▶ _BRIEF_
Write the data out again in full, with no departure from the original.

[Collected data entries]
start

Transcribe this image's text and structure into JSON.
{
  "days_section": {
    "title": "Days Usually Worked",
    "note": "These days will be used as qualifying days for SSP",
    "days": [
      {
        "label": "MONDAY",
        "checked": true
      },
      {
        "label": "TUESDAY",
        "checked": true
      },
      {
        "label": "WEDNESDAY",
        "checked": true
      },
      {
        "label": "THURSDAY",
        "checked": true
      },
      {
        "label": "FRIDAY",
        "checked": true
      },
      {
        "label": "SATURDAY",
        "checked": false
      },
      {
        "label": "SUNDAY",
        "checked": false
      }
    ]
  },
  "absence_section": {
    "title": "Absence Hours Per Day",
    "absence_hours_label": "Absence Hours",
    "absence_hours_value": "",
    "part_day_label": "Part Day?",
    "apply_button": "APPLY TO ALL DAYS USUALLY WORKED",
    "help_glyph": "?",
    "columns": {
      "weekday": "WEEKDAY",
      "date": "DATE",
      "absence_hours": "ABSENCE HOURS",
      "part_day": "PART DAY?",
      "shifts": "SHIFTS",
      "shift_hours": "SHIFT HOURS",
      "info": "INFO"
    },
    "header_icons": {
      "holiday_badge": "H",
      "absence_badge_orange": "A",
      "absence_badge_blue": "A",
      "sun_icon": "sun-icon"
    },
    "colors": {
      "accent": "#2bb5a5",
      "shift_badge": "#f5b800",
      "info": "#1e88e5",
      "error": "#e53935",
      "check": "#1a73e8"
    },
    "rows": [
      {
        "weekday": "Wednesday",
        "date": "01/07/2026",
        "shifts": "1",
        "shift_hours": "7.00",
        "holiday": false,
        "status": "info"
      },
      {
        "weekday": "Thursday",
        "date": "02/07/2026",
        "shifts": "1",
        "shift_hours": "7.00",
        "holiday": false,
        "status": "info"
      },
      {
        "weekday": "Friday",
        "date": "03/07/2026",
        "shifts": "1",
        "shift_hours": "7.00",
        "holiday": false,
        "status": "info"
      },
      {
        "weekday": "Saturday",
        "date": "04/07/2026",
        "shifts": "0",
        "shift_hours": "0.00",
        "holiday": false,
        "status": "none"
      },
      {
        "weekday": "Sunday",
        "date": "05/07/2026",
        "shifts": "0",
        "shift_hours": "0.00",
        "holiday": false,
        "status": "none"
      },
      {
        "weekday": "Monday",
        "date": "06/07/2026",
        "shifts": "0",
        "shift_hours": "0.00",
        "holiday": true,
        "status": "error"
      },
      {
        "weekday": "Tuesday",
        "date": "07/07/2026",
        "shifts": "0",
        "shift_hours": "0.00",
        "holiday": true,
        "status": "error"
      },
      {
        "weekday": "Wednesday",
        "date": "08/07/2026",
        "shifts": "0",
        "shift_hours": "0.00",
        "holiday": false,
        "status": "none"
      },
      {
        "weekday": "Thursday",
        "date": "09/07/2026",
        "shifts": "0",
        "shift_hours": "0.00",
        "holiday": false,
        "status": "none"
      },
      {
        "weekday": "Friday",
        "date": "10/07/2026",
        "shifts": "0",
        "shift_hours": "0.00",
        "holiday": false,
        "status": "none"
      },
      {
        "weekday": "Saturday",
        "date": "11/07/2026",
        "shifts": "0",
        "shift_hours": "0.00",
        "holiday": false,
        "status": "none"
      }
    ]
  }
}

end

▶ _FULL RESPONSE_
Transcribe this image's text and structure into JSON.
{
  "days_section": {
    "title": "Days Usually Worked",
    "note": "These days will be used as qualifying days for SSP",
    "days": [
      {
        "label": "MONDAY",
        "checked": true
      },
      {
        "label": "TUESDAY",
        "checked": true
      },
      {
        "label": "WEDNESDAY",
        "checked": true
      },
      {
        "label": "THURSDAY",
        "checked": true
      },
      {
        "label": "FRIDAY",
        "checked": true
      },
      {
        "label": "SATURDAY",
        "checked": false
      },
      {
        "label": "SUNDAY",
        "checked": false
      }
    ]
  },
  "absence_section": {
    "title": "Absence Hours Per Day",
    "absence_hours_label": "Absence Hours",
    "absence_hours_value": "",
    "part_day_label": "Part Day?",
    "apply_button": "APPLY TO ALL DAYS USUALLY WORKED",
    "help_glyph": "?",
    "columns": {
      "weekday": "WEEKDAY",
      "date": "DATE",
      "absence_hours": "ABSENCE HOURS",
      "part_day": "PART DAY?",
      "shifts": "SHIFTS",
      "shift_hours": "SHIFT HOURS",
      "info": "INFO"
    },
    "header_icons": {
      "holiday_badge": "H",
      "absence_badge_orange": "A",
      "absence_badge_blue": "A",
      "sun_icon": "sun-icon"
    },
    "colors": {
      "accent": "#2bb5a5",
      "shift_badge": "#f5b800",
      "info": "#1e88e5",
      "error": "#e53935",
      "check": "#1a73e8"
    },
    "rows": [
      {
        "weekday": "Wednesday",
        "date": "01/07/2026",
        "shifts": "1",
        "shift_hours": "7.00",
        "holiday": false,
        "status": "info"
      },
      {
        "weekday": "Thursday",
        "date": "02/07/2026",
        "shifts": "1",
        "shift_hours": "7.00",
        "holiday": false,
        "status": "info"
      },
      {
        "weekday": "Friday",
        "date": "03/07/2026",
        "shifts": "1",
        "shift_hours": "7.00",
        "holiday": false,
        "status": "info"
      },
      {
        "weekday": "Saturday",
        "date": "04/07/2026",
        "shifts": "0",
        "shift_hours": "0.00",
        "holiday": false,
        "status": "none"
      },
      {
        "weekday": "Sunday",
        "date": "05/07/2026",
        "shifts": "0",
        "shift_hours": "0.00",
        "holiday": false,
        "status": "none"
      },
      {
        "weekday": "Monday",
        "date": "06/07/2026",
        "shifts": "0",
        "shift_hours": "0.00",
        "holiday": true,
        "status": "error"
      },
      {
        "weekday": "Tuesday",
        "date": "07/07/2026",
        "shifts": "0",
        "shift_hours": "0.00",
        "holiday": true,
        "status": "error"
      },
      {
        "weekday": "Wednesday",
        "date": "08/07/2026",
        "shifts": "0",
        "shift_hours": "0.00",
        "holiday": false,
        "status": "none"
      },
      {
        "weekday": "Thursday",
        "date": "09/07/2026",
        "shifts": "0",
        "shift_hours": "0.00",
        "holiday": false,
        "status": "none"
      },
      {
        "weekday": "Friday",
        "date": "10/07/2026",
        "shifts": "0",
        "shift_hours": "0.00",
        "holiday": false,
        "status": "none"
      },
      {
        "weekday": "Saturday",
        "date": "11/07/2026",
        "shifts": "0",
        "shift_hours": "0.00",
        "holiday": false,
        "status": "none"
      }
    ]
  }
}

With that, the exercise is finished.